>> START

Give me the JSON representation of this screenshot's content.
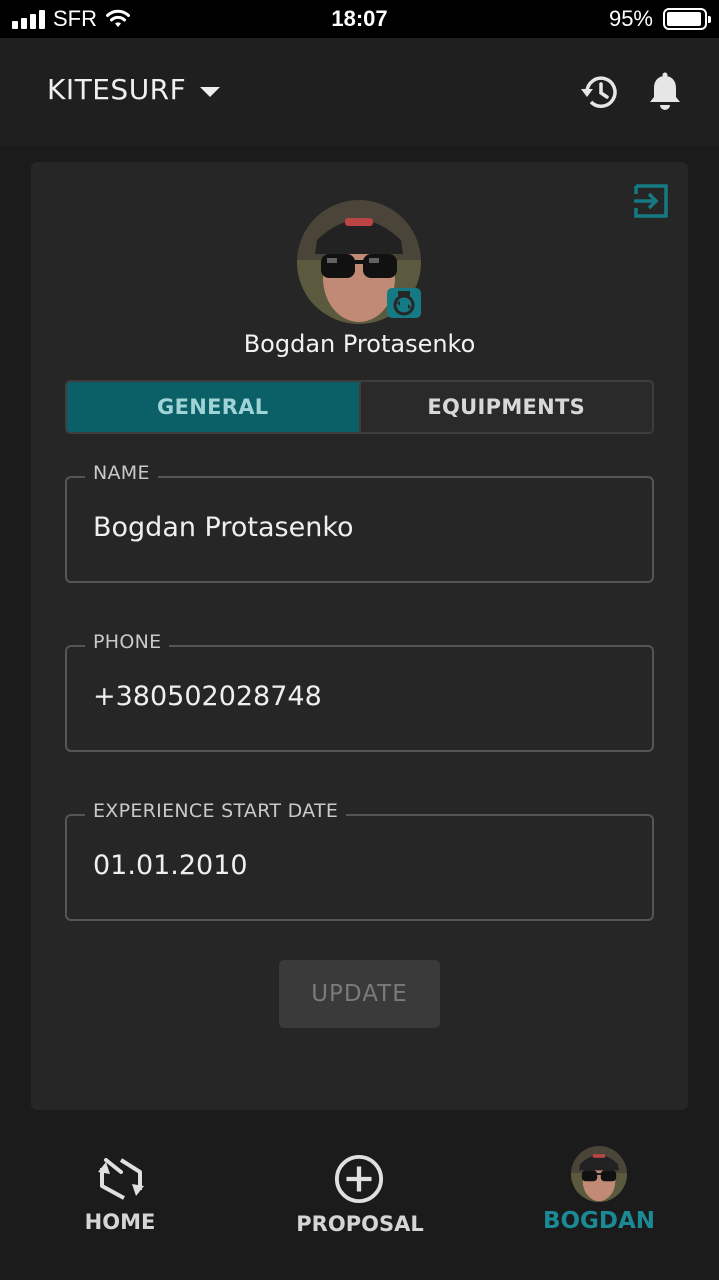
{
  "status_bar": {
    "carrier": "SFR",
    "time": "18:07",
    "battery_percent": "95%",
    "battery_level": 0.95
  },
  "header": {
    "title": "KITESURF",
    "icons": [
      "history-icon",
      "bell-icon"
    ]
  },
  "profile": {
    "user_name": "Bogdan Protasenko",
    "tabs": [
      {
        "label": "GENERAL",
        "active": true
      },
      {
        "label": "EQUIPMENTS",
        "active": false
      }
    ],
    "fields": {
      "name": {
        "label": "NAME",
        "value": "Bogdan Protasenko"
      },
      "phone": {
        "label": "PHONE",
        "value": "+380502028748"
      },
      "experience": {
        "label": "EXPERIENCE START DATE",
        "value": "01.01.2010"
      }
    },
    "update_label": "UPDATE"
  },
  "bottom_nav": {
    "home": "HOME",
    "proposal": "PROPOSAL",
    "profile": "BOGDAN"
  },
  "colors": {
    "accent": "#157a83",
    "tab_active_bg": "#0b5f66",
    "background": "#1b1b1b",
    "card": "#262626"
  }
}
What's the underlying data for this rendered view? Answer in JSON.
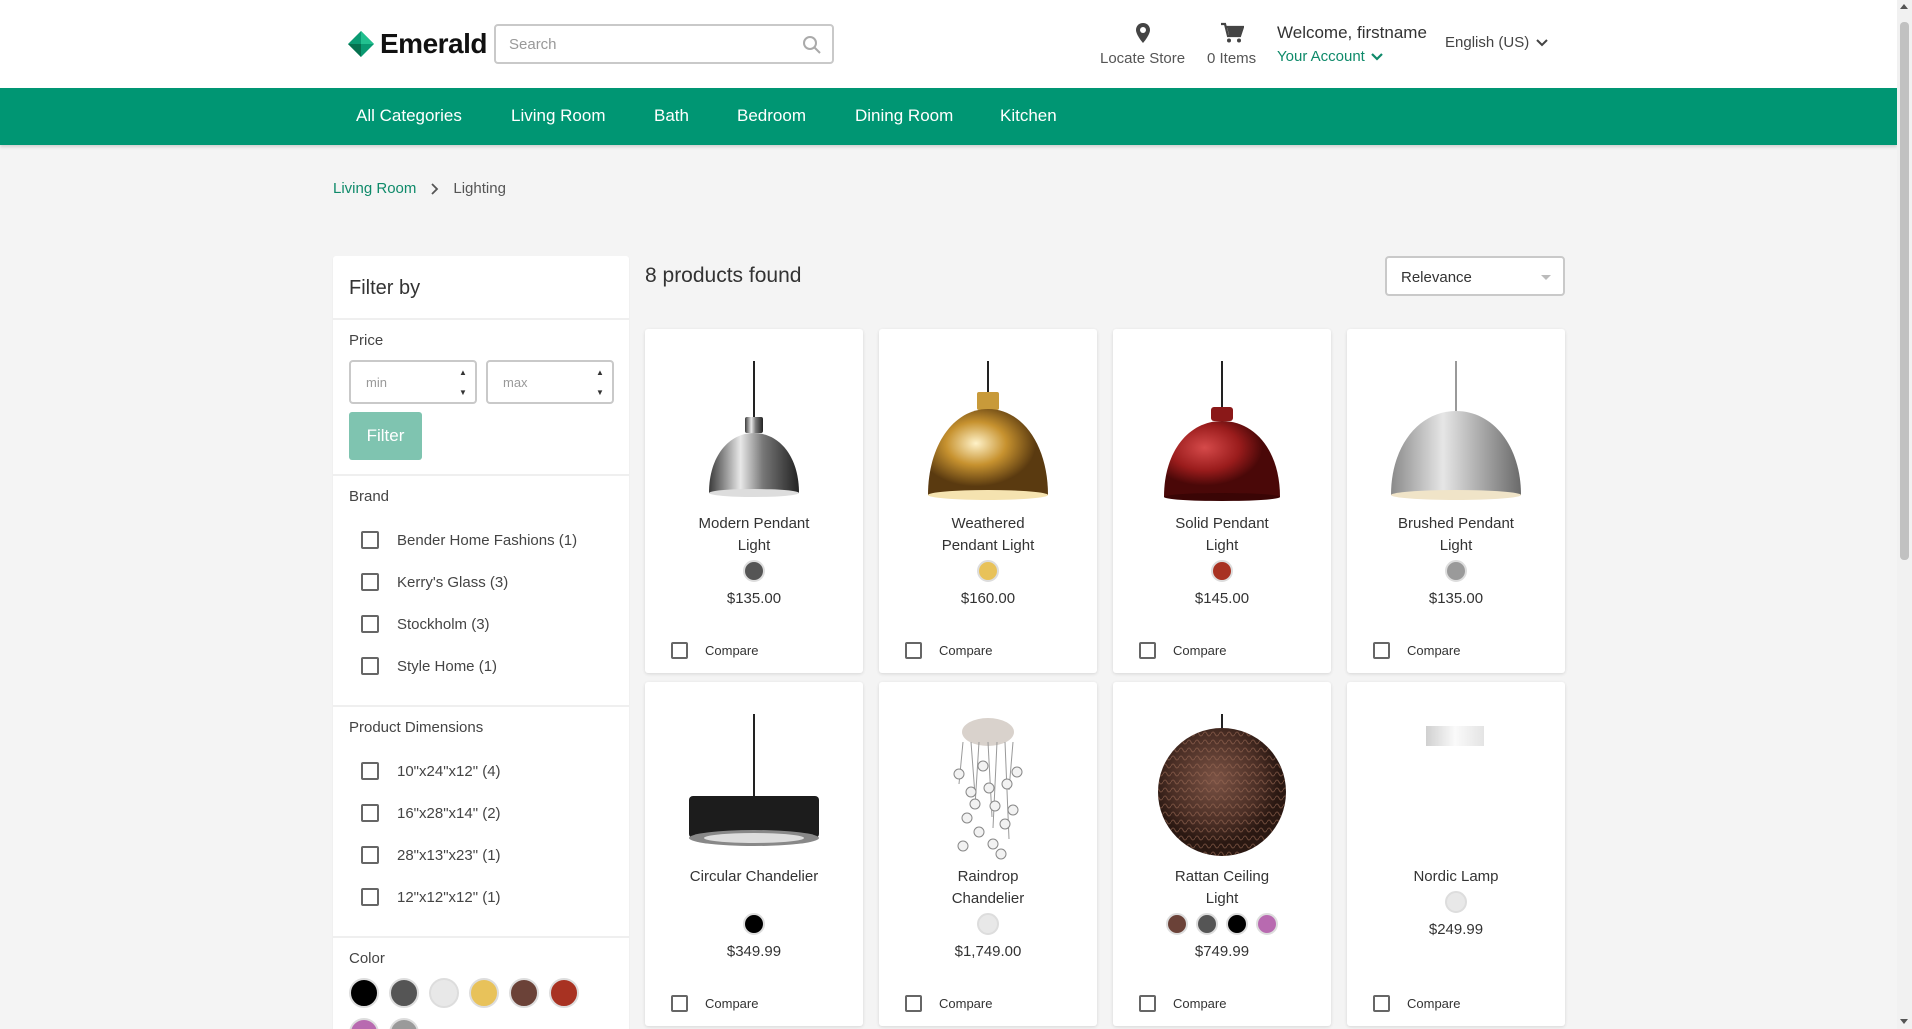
{
  "header": {
    "brand": "Emerald",
    "search_placeholder": "Search",
    "locate_store": "Locate Store",
    "cart_items": "0 Items",
    "welcome": "Welcome, firstname",
    "your_account": "Your Account",
    "language": "English (US)"
  },
  "nav": {
    "items": [
      "All Categories",
      "Living Room",
      "Bath",
      "Bedroom",
      "Dining Room",
      "Kitchen"
    ]
  },
  "breadcrumb": {
    "parent": "Living Room",
    "current": "Lighting"
  },
  "filters": {
    "title": "Filter by",
    "price_label": "Price",
    "min_placeholder": "min",
    "max_placeholder": "max",
    "filter_button": "Filter",
    "brand_label": "Brand",
    "brands": [
      "Bender Home Fashions (1)",
      "Kerry's Glass (3)",
      "Stockholm (3)",
      "Style Home (1)"
    ],
    "dimensions_label": "Product Dimensions",
    "dimensions": [
      "10\"x24\"x12\" (4)",
      "16\"x28\"x14\" (2)",
      "28\"x13\"x23\" (1)",
      "12\"x12\"x12\" (1)"
    ],
    "color_label": "Color",
    "colors": [
      "#000000",
      "#555555",
      "#e8e8e8",
      "#e8c25a",
      "#6b4238",
      "#a83222",
      "#b86ab0",
      "#9a9a9a"
    ]
  },
  "results": {
    "count_text": "8 products found",
    "sort_value": "Relevance",
    "compare_label": "Compare",
    "products": [
      {
        "name": "Modern Pendant Light",
        "price": "$135.00",
        "colors": [
          "#555555"
        ],
        "image": "pendant-chrome"
      },
      {
        "name": "Weathered Pendant Light",
        "price": "$160.00",
        "colors": [
          "#e8c25a"
        ],
        "image": "pendant-gold"
      },
      {
        "name": "Solid Pendant Light",
        "price": "$145.00",
        "colors": [
          "#a83222"
        ],
        "image": "pendant-red"
      },
      {
        "name": "Brushed Pendant Light",
        "price": "$135.00",
        "colors": [
          "#9a9a9a"
        ],
        "image": "pendant-brushed"
      },
      {
        "name": "Circular Chandelier",
        "price": "$349.99",
        "colors": [
          "#000000"
        ],
        "image": "chandelier-drum"
      },
      {
        "name": "Raindrop Chandelier",
        "price": "$1,749.00",
        "colors": [
          "#e8e8e8"
        ],
        "image": "chandelier-crystal"
      },
      {
        "name": "Rattan Ceiling Light",
        "price": "$749.99",
        "colors": [
          "#6b4238",
          "#555555",
          "#000000",
          "#b86ab0"
        ],
        "image": "rattan-ball"
      },
      {
        "name": "Nordic Lamp",
        "price": "$249.99",
        "colors": [
          "#e8e8e8"
        ],
        "image": "nordic-lamp"
      }
    ]
  }
}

>> END

• [GIVEN INSTRUCTION]
Give an exact copy of the material, leaving out every picture.

• [TASK OUTPUT]
Give me the JSON representation of this screenshot's content.
{
  "status_bar": {
    "carrier": "SFR",
    "time": "18:07",
    "battery_percent": "95%",
    "battery_level": 0.95
  },
  "header": {
    "title": "KITESURF",
    "icons": [
      "history-icon",
      "bell-icon"
    ]
  },
  "profile": {
    "user_name": "Bogdan Protasenko",
    "tabs": [
      {
        "label": "GENERAL",
        "active": true
      },
      {
        "label": "EQUIPMENTS",
        "active": false
      }
    ],
    "fields": {
      "name": {
        "label": "NAME",
        "value": "Bogdan Protasenko"
      },
      "phone": {
        "label": "PHONE",
        "value": "+380502028748"
      },
      "experience": {
        "label": "EXPERIENCE START DATE",
        "value": "01.01.2010"
      }
    },
    "update_label": "UPDATE"
  },
  "bottom_nav": {
    "home": "HOME",
    "proposal": "PROPOSAL",
    "profile": "BOGDAN"
  },
  "colors": {
    "accent": "#157a83",
    "tab_active_bg": "#0b5f66",
    "background": "#1b1b1b",
    "card": "#262626"
  }
}
What's the underlying data for this rendered view? Answer in JSON.
{
  "header": {
    "brand": "Emerald",
    "search_placeholder": "Search",
    "locate_store": "Locate Store",
    "cart_items": "0 Items",
    "welcome": "Welcome, firstname",
    "your_account": "Your Account",
    "language": "English (US)"
  },
  "nav": {
    "items": [
      "All Categories",
      "Living Room",
      "Bath",
      "Bedroom",
      "Dining Room",
      "Kitchen"
    ]
  },
  "breadcrumb": {
    "parent": "Living Room",
    "current": "Lighting"
  },
  "filters": {
    "title": "Filter by",
    "price_label": "Price",
    "min_placeholder": "min",
    "max_placeholder": "max",
    "filter_button": "Filter",
    "brand_label": "Brand",
    "brands": [
      "Bender Home Fashions (1)",
      "Kerry's Glass (3)",
      "Stockholm (3)",
      "Style Home (1)"
    ],
    "dimensions_label": "Product Dimensions",
    "dimensions": [
      "10\"x24\"x12\" (4)",
      "16\"x28\"x14\" (2)",
      "28\"x13\"x23\" (1)",
      "12\"x12\"x12\" (1)"
    ],
    "color_label": "Color",
    "colors": [
      "#000000",
      "#555555",
      "#e8e8e8",
      "#e8c25a",
      "#6b4238",
      "#a83222",
      "#b86ab0",
      "#9a9a9a"
    ]
  },
  "results": {
    "count_text": "8 products found",
    "sort_value": "Relevance",
    "compare_label": "Compare",
    "products": [
      {
        "name": "Modern Pendant Light",
        "price": "$135.00",
        "colors": [
          "#555555"
        ],
        "image": "pendant-chrome"
      },
      {
        "name": "Weathered Pendant Light",
        "price": "$160.00",
        "colors": [
          "#e8c25a"
        ],
        "image": "pendant-gold"
      },
      {
        "name": "Solid Pendant Light",
        "price": "$145.00",
        "colors": [
          "#a83222"
        ],
        "image": "pendant-red"
      },
      {
        "name": "Brushed Pendant Light",
        "price": "$135.00",
        "colors": [
          "#9a9a9a"
        ],
        "image": "pendant-brushed"
      },
      {
        "name": "Circular Chandelier",
        "price": "$349.99",
        "colors": [
          "#000000"
        ],
        "image": "chandelier-drum"
      },
      {
        "name": "Raindrop Chandelier",
        "price": "$1,749.00",
        "colors": [
          "#e8e8e8"
        ],
        "image": "chandelier-crystal"
      },
      {
        "name": "Rattan Ceiling Light",
        "price": "$749.99",
        "colors": [
          "#6b4238",
          "#555555",
          "#000000",
          "#b86ab0"
        ],
        "image": "rattan-ball"
      },
      {
        "name": "Nordic Lamp",
        "price": "$249.99",
        "colors": [
          "#e8e8e8"
        ],
        "image": "nordic-lamp"
      }
    ]
  }
}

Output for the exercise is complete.